(Data entries for graphics)
"""

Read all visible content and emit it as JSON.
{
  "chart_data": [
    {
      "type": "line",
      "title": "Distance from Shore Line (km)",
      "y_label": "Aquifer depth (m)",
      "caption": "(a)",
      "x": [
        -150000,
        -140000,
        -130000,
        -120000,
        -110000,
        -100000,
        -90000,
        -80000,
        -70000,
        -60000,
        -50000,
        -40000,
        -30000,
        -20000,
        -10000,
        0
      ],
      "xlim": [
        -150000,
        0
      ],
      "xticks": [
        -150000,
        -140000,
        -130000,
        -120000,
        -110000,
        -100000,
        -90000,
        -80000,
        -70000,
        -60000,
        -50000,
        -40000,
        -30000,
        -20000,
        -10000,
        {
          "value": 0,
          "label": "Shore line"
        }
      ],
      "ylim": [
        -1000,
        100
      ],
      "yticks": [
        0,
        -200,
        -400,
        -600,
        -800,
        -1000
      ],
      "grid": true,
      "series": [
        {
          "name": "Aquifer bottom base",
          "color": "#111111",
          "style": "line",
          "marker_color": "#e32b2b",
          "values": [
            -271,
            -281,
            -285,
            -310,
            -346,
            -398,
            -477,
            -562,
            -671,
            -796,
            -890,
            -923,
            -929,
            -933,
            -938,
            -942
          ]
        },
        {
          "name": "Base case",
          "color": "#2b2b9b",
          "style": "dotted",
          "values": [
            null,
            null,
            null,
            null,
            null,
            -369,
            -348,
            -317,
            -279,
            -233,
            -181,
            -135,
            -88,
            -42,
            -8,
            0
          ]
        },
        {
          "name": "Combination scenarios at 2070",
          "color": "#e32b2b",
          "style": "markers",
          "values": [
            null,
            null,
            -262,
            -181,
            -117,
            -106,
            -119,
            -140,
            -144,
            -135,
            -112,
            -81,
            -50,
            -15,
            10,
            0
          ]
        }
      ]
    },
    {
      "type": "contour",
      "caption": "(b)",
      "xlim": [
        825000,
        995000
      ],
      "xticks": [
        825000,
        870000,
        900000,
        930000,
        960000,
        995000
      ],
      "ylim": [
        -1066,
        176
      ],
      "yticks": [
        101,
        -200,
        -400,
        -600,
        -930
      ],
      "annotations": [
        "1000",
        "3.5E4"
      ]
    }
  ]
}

"""

Extract all of the data above and output it character for character.

*Complete answer*:
Read all visible content and emit it as JSON.
{
  "chart_data": [
    {
      "type": "line",
      "title": "Distance from Shore Line (km)",
      "y_label": "Aquifer depth (m)",
      "caption": "(a)",
      "x": [
        -150000,
        -140000,
        -130000,
        -120000,
        -110000,
        -100000,
        -90000,
        -80000,
        -70000,
        -60000,
        -50000,
        -40000,
        -30000,
        -20000,
        -10000,
        0
      ],
      "xlim": [
        -150000,
        0
      ],
      "xticks": [
        -150000,
        -140000,
        -130000,
        -120000,
        -110000,
        -100000,
        -90000,
        -80000,
        -70000,
        -60000,
        -50000,
        -40000,
        -30000,
        -20000,
        -10000,
        {
          "value": 0,
          "label": "Shore line"
        }
      ],
      "ylim": [
        -1000,
        100
      ],
      "yticks": [
        0,
        -200,
        -400,
        -600,
        -800,
        -1000
      ],
      "grid": true,
      "series": [
        {
          "name": "Aquifer bottom base",
          "color": "#111111",
          "style": "line",
          "marker_color": "#e32b2b",
          "values": [
            -271,
            -281,
            -285,
            -310,
            -346,
            -398,
            -477,
            -562,
            -671,
            -796,
            -890,
            -923,
            -929,
            -933,
            -938,
            -942
          ]
        },
        {
          "name": "Base case",
          "color": "#2b2b9b",
          "style": "dotted",
          "values": [
            null,
            null,
            null,
            null,
            null,
            -369,
            -348,
            -317,
            -279,
            -233,
            -181,
            -135,
            -88,
            -42,
            -8,
            0
          ]
        },
        {
          "name": "Combination scenarios at 2070",
          "color": "#e32b2b",
          "style": "markers",
          "values": [
            null,
            null,
            -262,
            -181,
            -117,
            -106,
            -119,
            -140,
            -144,
            -135,
            -112,
            -81,
            -50,
            -15,
            10,
            0
          ]
        }
      ]
    },
    {
      "type": "contour",
      "caption": "(b)",
      "xlim": [
        825000,
        995000
      ],
      "xticks": [
        825000,
        870000,
        900000,
        930000,
        960000,
        995000
      ],
      "ylim": [
        -1066,
        176
      ],
      "yticks": [
        101,
        -200,
        -400,
        -600,
        -930
      ],
      "annotations": [
        "1000",
        "3.5E4"
      ]
    }
  ]
}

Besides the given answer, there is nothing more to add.